» SHORT PROBLEM
Retype the whole listing, please, keeping every line exact and dropping the pictures.

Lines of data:
######
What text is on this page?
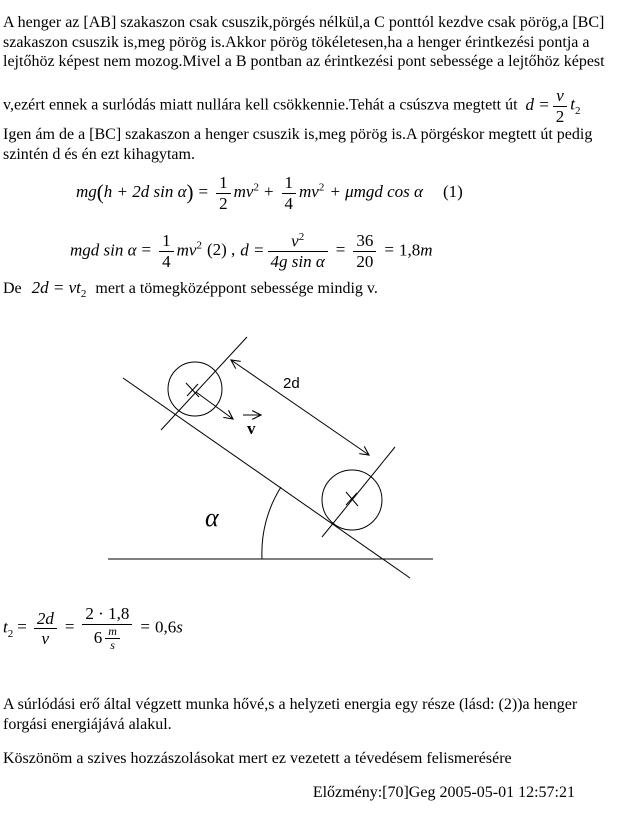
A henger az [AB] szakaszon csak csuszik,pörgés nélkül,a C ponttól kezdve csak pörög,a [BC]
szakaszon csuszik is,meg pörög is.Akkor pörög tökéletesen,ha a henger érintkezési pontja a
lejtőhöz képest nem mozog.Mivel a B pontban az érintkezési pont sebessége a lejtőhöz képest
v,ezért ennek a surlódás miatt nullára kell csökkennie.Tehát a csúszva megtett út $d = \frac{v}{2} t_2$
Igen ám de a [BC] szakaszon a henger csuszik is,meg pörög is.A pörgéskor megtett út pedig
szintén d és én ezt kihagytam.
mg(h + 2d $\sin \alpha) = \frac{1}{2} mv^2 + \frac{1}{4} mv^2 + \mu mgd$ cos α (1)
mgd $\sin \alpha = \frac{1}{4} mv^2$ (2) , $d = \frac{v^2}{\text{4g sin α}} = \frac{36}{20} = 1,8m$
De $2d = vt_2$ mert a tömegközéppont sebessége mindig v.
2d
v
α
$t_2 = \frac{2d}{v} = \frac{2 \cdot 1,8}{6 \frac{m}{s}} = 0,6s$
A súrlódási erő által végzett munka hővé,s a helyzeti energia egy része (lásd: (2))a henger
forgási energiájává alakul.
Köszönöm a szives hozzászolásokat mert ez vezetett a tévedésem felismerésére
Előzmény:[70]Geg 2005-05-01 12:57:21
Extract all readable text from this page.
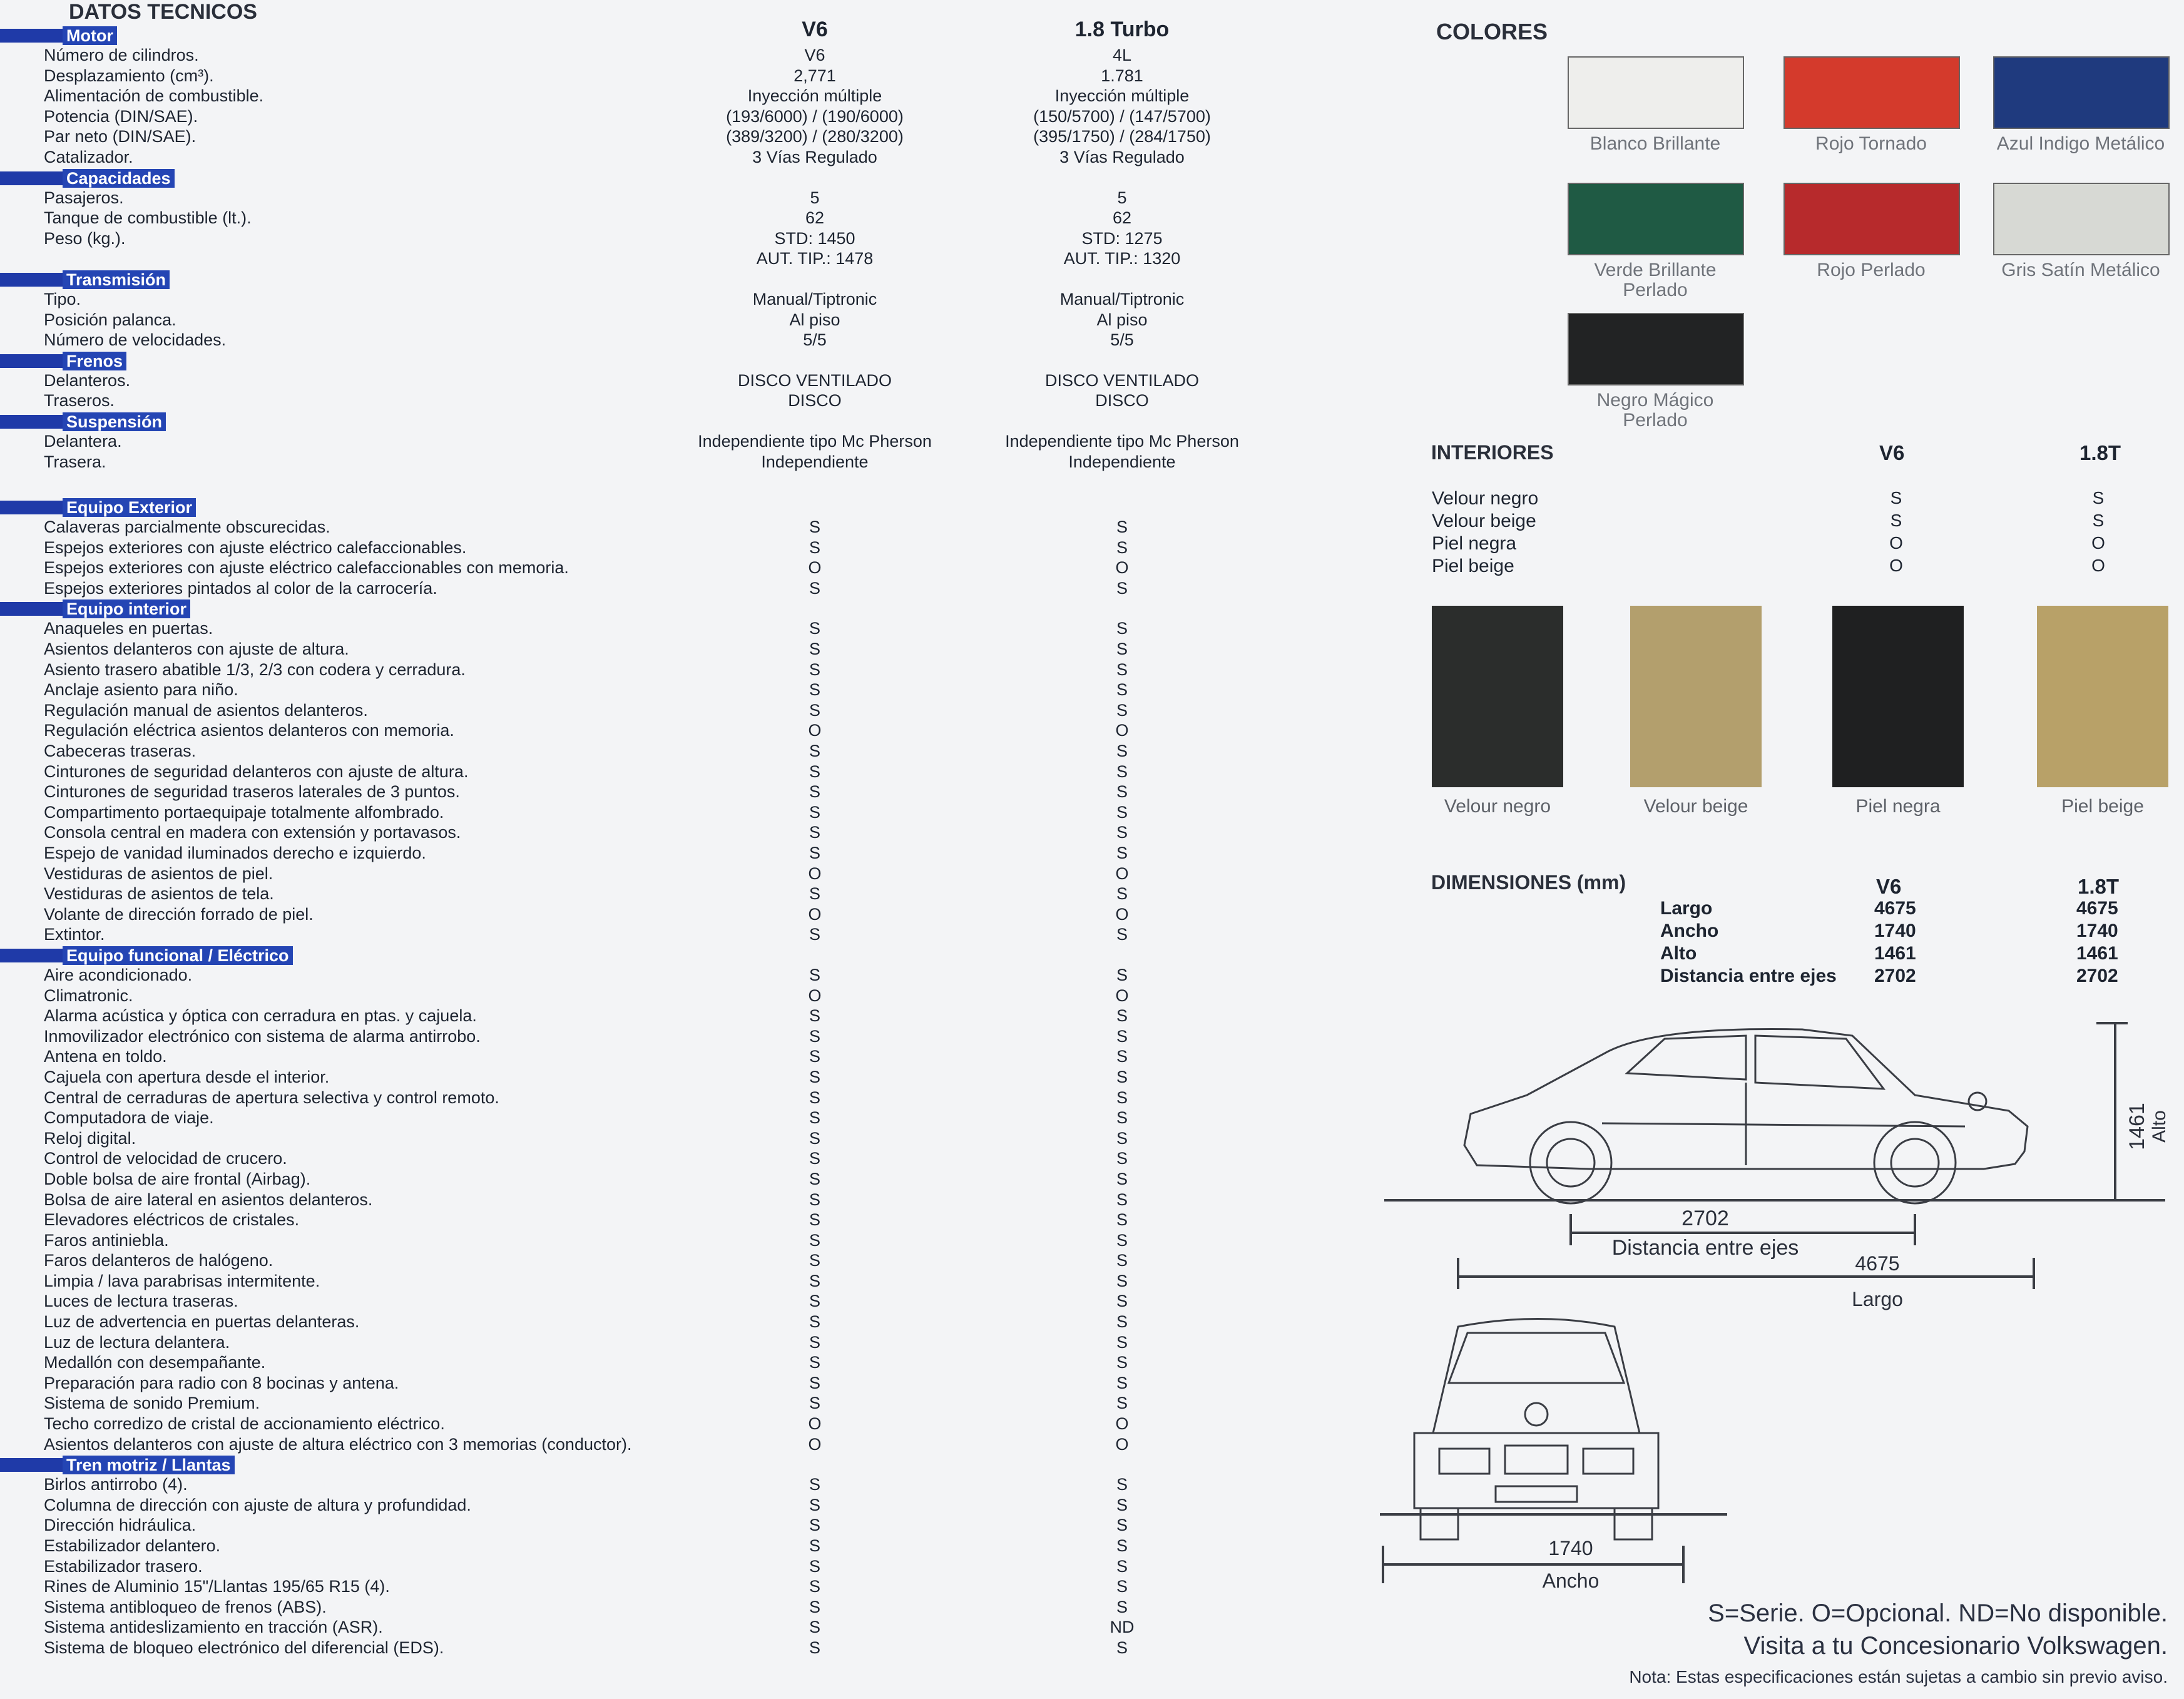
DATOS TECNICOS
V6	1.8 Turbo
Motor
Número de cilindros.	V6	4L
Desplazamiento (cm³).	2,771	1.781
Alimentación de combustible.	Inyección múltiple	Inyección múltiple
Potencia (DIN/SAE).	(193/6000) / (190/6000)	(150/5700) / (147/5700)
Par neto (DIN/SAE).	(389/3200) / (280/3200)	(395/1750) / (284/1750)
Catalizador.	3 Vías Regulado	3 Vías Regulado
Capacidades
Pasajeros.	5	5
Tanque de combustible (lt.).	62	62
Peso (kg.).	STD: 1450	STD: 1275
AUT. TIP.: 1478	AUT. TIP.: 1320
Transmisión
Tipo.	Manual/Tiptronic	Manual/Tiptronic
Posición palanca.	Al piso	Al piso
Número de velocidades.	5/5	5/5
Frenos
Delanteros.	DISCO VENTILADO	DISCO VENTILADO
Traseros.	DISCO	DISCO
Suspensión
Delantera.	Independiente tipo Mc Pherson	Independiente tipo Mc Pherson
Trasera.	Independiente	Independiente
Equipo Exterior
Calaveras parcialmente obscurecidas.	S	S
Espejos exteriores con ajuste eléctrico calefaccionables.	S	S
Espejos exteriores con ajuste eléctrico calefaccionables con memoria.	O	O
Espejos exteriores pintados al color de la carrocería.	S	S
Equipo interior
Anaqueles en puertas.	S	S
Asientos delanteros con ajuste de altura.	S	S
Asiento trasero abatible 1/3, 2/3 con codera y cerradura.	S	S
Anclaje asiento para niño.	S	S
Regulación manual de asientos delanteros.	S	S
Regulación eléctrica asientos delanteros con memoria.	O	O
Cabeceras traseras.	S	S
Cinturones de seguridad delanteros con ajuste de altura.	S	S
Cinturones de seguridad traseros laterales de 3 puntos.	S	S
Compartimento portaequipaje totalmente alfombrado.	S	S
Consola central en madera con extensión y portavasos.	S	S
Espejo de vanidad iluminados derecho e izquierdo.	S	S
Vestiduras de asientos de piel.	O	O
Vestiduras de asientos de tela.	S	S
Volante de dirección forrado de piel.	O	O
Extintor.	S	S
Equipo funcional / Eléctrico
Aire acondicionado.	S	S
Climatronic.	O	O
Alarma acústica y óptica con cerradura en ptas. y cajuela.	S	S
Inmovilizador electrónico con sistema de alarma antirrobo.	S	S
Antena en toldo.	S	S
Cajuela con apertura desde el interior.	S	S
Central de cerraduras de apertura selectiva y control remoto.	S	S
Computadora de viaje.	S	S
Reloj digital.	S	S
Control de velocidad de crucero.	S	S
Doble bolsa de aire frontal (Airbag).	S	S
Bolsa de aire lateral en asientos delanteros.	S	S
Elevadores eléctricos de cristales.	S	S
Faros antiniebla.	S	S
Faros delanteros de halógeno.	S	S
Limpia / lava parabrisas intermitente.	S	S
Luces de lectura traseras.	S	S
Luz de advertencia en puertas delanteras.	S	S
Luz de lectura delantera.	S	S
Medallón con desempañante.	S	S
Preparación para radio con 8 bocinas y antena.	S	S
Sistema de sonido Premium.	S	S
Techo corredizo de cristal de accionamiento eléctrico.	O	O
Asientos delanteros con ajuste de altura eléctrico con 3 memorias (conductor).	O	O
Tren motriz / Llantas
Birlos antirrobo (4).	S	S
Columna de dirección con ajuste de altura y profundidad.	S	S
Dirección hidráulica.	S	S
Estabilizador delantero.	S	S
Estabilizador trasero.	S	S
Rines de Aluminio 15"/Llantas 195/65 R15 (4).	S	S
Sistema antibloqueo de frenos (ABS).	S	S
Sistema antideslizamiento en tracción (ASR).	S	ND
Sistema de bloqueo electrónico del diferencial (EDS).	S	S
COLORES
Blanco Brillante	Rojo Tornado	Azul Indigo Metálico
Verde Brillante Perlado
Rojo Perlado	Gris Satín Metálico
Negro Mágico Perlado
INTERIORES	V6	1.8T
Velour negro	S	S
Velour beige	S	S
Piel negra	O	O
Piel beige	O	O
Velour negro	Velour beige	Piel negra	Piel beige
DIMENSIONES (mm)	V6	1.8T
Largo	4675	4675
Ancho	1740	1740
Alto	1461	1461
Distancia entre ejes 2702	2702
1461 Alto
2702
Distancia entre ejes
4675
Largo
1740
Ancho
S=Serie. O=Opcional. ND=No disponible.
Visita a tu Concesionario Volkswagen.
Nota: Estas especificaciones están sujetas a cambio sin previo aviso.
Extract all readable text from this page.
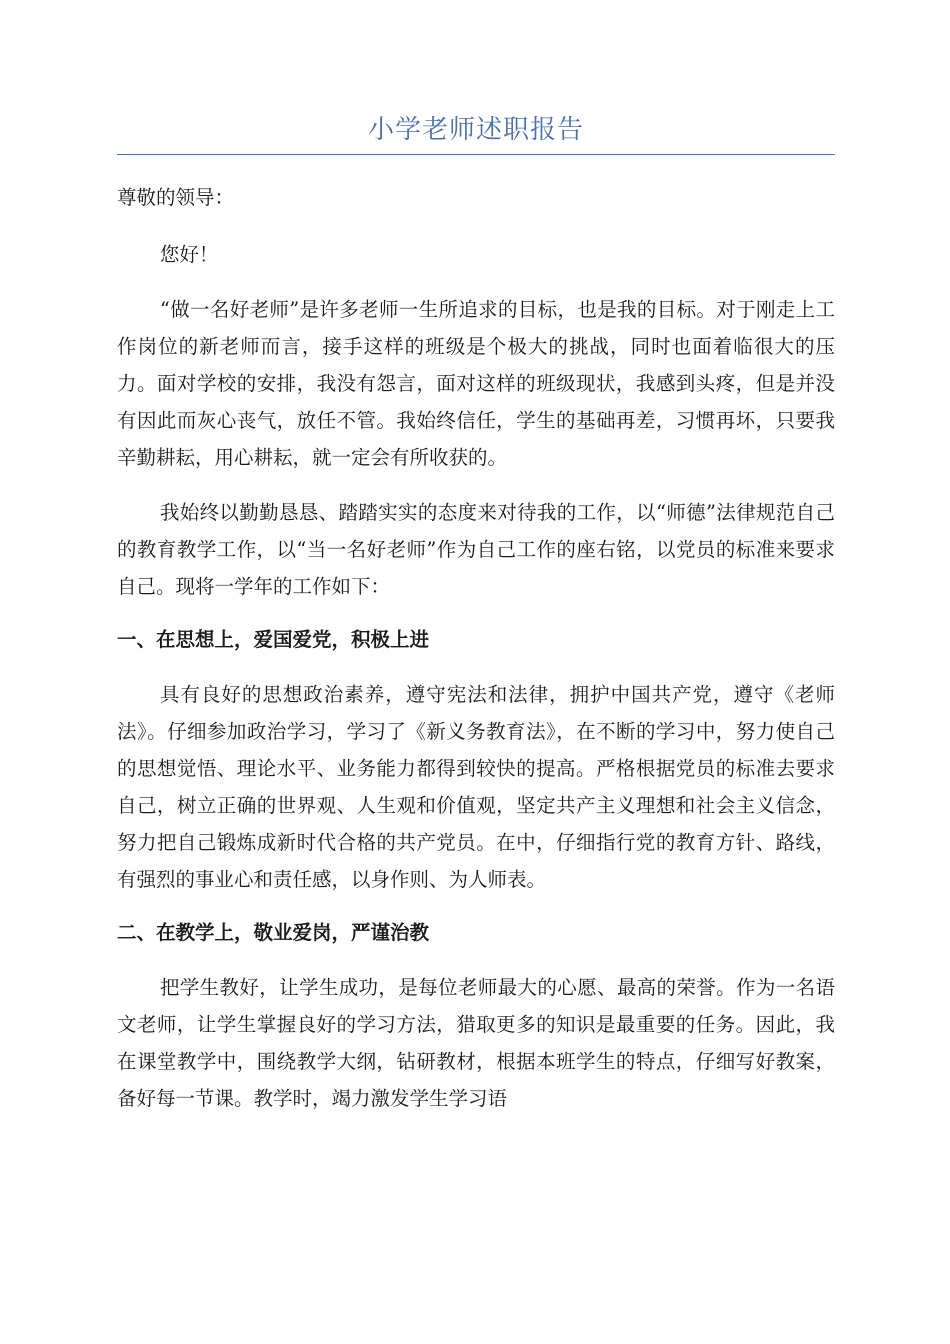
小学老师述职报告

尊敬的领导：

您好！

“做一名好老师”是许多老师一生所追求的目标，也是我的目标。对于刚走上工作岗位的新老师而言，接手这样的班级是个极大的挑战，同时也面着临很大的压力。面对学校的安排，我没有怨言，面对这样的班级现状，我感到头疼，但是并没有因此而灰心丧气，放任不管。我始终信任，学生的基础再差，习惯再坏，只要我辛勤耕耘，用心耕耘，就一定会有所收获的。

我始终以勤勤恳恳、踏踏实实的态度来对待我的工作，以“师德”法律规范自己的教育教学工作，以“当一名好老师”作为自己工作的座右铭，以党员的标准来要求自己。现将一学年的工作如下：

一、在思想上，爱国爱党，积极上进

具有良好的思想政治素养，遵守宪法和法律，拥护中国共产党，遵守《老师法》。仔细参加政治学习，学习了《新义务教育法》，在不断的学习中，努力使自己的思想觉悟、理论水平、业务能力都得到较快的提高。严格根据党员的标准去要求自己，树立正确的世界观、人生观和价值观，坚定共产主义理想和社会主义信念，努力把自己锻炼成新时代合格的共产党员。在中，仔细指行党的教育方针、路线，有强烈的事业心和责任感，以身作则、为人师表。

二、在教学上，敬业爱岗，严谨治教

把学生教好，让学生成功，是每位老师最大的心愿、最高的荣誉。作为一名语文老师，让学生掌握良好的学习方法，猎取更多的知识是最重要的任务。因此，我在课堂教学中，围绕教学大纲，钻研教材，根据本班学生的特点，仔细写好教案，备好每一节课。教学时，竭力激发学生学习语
######
» EXERCISE OUTPUT
What text is on this page?
A henger az [AB] szakaszon csak csuszik,pörgés nélkül,a C ponttól kezdve csak pörög,a [BC]
szakaszon csuszik is,meg pörög is.Akkor pörög tökéletesen,ha a henger érintkezési pontja a
lejtőhöz képest nem mozog.Mivel a B pontban az érintkezési pont sebessége a lejtőhöz képest
v,ezért ennek a surlódás miatt nullára kell csökkennie.Tehát a csúszva megtett út $d = \frac{v}{2} t_2$
Igen ám de a [BC] szakaszon a henger csuszik is,meg pörög is.A pörgéskor megtett út pedig
szintén d és én ezt kihagytam.
mg(h + 2d $\sin \alpha) = \frac{1}{2} mv^2 + \frac{1}{4} mv^2 + \mu mgd$ cos α (1)
mgd $\sin \alpha = \frac{1}{4} mv^2$ (2) , $d = \frac{v^2}{\text{4g sin α}} = \frac{36}{20} = 1,8m$
De $2d = vt_2$ mert a tömegközéppont sebessége mindig v.
2d
v
α
$t_2 = \frac{2d}{v} = \frac{2 \cdot 1,8}{6 \frac{m}{s}} = 0,6s$
A súrlódási erő által végzett munka hővé,s a helyzeti energia egy része (lásd: (2))a henger
forgási energiájává alakul.
Köszönöm a szives hozzászolásokat mert ez vezetett a tévedésem felismerésére
Előzmény:[70]Geg 2005-05-01 12:57:21
Extract all readable text from this page.
DATOS TECNICOS
V6	1.8 Turbo
Motor
Número de cilindros.	V6	4L
Desplazamiento (cm³).	2,771	1.781
Alimentación de combustible.	Inyección múltiple	Inyección múltiple
Potencia (DIN/SAE).	(193/6000) / (190/6000)	(150/5700) / (147/5700)
Par neto (DIN/SAE).	(389/3200) / (280/3200)	(395/1750) / (284/1750)
Catalizador.	3 Vías Regulado	3 Vías Regulado
Capacidades
Pasajeros.	5	5
Tanque de combustible (lt.).	62	62
Peso (kg.).	STD: 1450	STD: 1275
AUT. TIP.: 1478	AUT. TIP.: 1320
Transmisión
Tipo.	Manual/Tiptronic	Manual/Tiptronic
Posición palanca.	Al piso	Al piso
Número de velocidades.	5/5	5/5
Frenos
Delanteros.	DISCO VENTILADO	DISCO VENTILADO
Traseros.	DISCO	DISCO
Suspensión
Delantera.	Independiente tipo Mc Pherson	Independiente tipo Mc Pherson
Trasera.	Independiente	Independiente
Equipo Exterior
Calaveras parcialmente obscurecidas.	S	S
Espejos exteriores con ajuste eléctrico calefaccionables.	S	S
Espejos exteriores con ajuste eléctrico calefaccionables con memoria.	O	O
Espejos exteriores pintados al color de la carrocería.	S	S
Equipo interior
Anaqueles en puertas.	S	S
Asientos delanteros con ajuste de altura.	S	S
Asiento trasero abatible 1/3, 2/3 con codera y cerradura.	S	S
Anclaje asiento para niño.	S	S
Regulación manual de asientos delanteros.	S	S
Regulación eléctrica asientos delanteros con memoria.	O	O
Cabeceras traseras.	S	S
Cinturones de seguridad delanteros con ajuste de altura.	S	S
Cinturones de seguridad traseros laterales de 3 puntos.	S	S
Compartimento portaequipaje totalmente alfombrado.	S	S
Consola central en madera con extensión y portavasos.	S	S
Espejo de vanidad iluminados derecho e izquierdo.	S	S
Vestiduras de asientos de piel.	O	O
Vestiduras de asientos de tela.	S	S
Volante de dirección forrado de piel.	O	O
Extintor.	S	S
Equipo funcional / Eléctrico
Aire acondicionado.	S	S
Climatronic.	O	O
Alarma acústica y óptica con cerradura en ptas. y cajuela.	S	S
Inmovilizador electrónico con sistema de alarma antirrobo.	S	S
Antena en toldo.	S	S
Cajuela con apertura desde el interior.	S	S
Central de cerraduras de apertura selectiva y control remoto.	S	S
Computadora de viaje.	S	S
Reloj digital.	S	S
Control de velocidad de crucero.	S	S
Doble bolsa de aire frontal (Airbag).	S	S
Bolsa de aire lateral en asientos delanteros.	S	S
Elevadores eléctricos de cristales.	S	S
Faros antiniebla.	S	S
Faros delanteros de halógeno.	S	S
Limpia / lava parabrisas intermitente.	S	S
Luces de lectura traseras.	S	S
Luz de advertencia en puertas delanteras.	S	S
Luz de lectura delantera.	S	S
Medallón con desempañante.	S	S
Preparación para radio con 8 bocinas y antena.	S	S
Sistema de sonido Premium.	S	S
Techo corredizo de cristal de accionamiento eléctrico.	O	O
Asientos delanteros con ajuste de altura eléctrico con 3 memorias (conductor).	O	O
Tren motriz / Llantas
Birlos antirrobo (4).	S	S
Columna de dirección con ajuste de altura y profundidad.	S	S
Dirección hidráulica.	S	S
Estabilizador delantero.	S	S
Estabilizador trasero.	S	S
Rines de Aluminio 15"/Llantas 195/65 R15 (4).	S	S
Sistema antibloqueo de frenos (ABS).	S	S
Sistema antideslizamiento en tracción (ASR).	S	ND
Sistema de bloqueo electrónico del diferencial (EDS).	S	S
COLORES
Blanco Brillante	Rojo Tornado	Azul Indigo Metálico
Verde Brillante Perlado
Rojo Perlado	Gris Satín Metálico
Negro Mágico Perlado
INTERIORES	V6	1.8T
Velour negro	S	S
Velour beige	S	S
Piel negra	O	O
Piel beige	O	O
Velour negro	Velour beige	Piel negra	Piel beige
DIMENSIONES (mm)	V6	1.8T
Largo	4675	4675
Ancho	1740	1740
Alto	1461	1461
Distancia entre ejes 2702	2702
1461 Alto
2702
Distancia entre ejes
4675
Largo
1740
Ancho
S=Serie. O=Opcional. ND=No disponible.
Visita a tu Concesionario Volkswagen.
Nota: Estas especificaciones están sujetas a cambio sin previo aviso.
Extract all readable text from this page.
小学老师述职报告

尊敬的领导：

您好！

“做一名好老师”是许多老师一生所追求的目标，也是我的目标。对于刚走上工作岗位的新老师而言，接手这样的班级是个极大的挑战，同时也面着临很大的压力。面对学校的安排，我没有怨言，面对这样的班级现状，我感到头疼，但是并没有因此而灰心丧气，放任不管。我始终信任，学生的基础再差，习惯再坏，只要我辛勤耕耘，用心耕耘，就一定会有所收获的。

我始终以勤勤恳恳、踏踏实实的态度来对待我的工作，以“师德”法律规范自己的教育教学工作，以“当一名好老师”作为自己工作的座右铭，以党员的标准来要求自己。现将一学年的工作如下：

一、在思想上，爱国爱党，积极上进

具有良好的思想政治素养，遵守宪法和法律，拥护中国共产党，遵守《老师法》。仔细参加政治学习，学习了《新义务教育法》，在不断的学习中，努力使自己的思想觉悟、理论水平、业务能力都得到较快的提高。严格根据党员的标准去要求自己，树立正确的世界观、人生观和价值观，坚定共产主义理想和社会主义信念，努力把自己锻炼成新时代合格的共产党员。在中，仔细指行党的教育方针、路线，有强烈的事业心和责任感，以身作则、为人师表。

二、在教学上，敬业爱岗，严谨治教

把学生教好，让学生成功，是每位老师最大的心愿、最高的荣誉。作为一名语文老师，让学生掌握良好的学习方法，猎取更多的知识是最重要的任务。因此，我在课堂教学中，围绕教学大纲，钻研教材，根据本班学生的特点，仔细写好教案，备好每一节课。教学时，竭力激发学生学习语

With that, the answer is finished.